(Dataset excerpt)

# # # # #

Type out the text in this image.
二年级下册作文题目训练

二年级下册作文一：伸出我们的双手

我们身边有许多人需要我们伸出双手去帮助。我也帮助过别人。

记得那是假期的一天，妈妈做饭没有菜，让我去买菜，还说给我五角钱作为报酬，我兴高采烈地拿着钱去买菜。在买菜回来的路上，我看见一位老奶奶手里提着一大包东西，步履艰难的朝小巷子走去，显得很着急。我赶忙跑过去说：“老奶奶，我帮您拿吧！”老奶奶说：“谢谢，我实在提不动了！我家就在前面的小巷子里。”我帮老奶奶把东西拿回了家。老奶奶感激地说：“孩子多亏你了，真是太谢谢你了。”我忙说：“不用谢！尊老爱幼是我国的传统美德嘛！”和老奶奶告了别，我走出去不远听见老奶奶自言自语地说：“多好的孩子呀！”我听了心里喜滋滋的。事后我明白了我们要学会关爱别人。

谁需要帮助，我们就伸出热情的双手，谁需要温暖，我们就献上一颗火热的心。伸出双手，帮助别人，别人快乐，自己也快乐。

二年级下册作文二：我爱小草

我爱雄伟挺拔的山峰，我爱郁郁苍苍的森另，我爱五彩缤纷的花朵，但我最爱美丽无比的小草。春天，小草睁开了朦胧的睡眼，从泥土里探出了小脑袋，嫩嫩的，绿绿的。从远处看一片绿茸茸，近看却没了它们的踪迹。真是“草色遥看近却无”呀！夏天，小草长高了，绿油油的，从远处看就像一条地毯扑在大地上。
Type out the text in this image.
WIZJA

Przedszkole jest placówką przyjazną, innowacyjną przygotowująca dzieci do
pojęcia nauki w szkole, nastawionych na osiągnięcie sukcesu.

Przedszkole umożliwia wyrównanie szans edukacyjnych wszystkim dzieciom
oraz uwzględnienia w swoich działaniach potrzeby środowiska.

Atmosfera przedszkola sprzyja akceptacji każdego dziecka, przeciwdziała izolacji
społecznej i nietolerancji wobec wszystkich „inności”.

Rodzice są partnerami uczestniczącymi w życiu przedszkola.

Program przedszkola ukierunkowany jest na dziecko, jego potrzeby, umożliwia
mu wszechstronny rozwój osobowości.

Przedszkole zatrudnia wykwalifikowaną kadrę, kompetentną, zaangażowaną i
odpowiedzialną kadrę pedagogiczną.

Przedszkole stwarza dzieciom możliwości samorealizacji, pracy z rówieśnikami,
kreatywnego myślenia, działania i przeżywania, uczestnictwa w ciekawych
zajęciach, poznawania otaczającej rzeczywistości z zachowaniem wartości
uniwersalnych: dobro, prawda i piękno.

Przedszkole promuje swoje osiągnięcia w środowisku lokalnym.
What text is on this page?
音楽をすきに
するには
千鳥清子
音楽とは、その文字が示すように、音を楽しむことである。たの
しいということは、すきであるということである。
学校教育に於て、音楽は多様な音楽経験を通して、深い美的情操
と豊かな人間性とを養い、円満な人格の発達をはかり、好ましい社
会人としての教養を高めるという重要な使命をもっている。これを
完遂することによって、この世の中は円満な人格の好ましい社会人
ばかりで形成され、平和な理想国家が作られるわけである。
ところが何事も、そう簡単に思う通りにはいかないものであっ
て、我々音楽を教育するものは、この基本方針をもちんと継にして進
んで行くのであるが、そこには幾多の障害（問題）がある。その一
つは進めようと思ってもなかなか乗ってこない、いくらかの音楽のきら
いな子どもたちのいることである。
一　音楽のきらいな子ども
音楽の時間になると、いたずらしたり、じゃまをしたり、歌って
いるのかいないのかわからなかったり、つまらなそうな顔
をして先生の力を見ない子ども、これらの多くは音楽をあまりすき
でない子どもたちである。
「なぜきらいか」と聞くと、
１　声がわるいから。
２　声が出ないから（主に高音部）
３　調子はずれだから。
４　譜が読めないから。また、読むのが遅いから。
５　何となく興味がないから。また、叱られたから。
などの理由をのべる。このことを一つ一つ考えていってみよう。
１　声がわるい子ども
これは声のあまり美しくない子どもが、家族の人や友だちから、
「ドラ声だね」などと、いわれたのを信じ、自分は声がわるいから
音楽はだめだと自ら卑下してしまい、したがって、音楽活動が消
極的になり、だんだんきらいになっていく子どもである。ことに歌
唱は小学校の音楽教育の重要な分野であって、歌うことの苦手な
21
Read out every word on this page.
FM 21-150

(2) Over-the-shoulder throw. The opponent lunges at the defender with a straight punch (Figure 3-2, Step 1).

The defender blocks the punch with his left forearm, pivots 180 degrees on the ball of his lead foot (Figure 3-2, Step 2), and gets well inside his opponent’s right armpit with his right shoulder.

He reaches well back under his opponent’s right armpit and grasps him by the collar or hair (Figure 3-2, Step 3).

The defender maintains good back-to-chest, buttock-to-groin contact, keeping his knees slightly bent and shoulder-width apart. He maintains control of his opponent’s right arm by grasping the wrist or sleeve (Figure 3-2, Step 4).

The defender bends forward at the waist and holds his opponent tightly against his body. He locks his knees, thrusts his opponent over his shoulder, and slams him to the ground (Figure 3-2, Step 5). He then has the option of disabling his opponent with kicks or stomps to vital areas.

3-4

# # # # #

Objective. Pick out and copy the lines of the material that include the word "dzieciom".

Final result.
Przedszkole umożliwia wyrównanie szans edukacyjnych wszystkim dzieciom
Przedszkole stwarza dzieciom możliwości samorealizacji, pracy z rówieśnikami,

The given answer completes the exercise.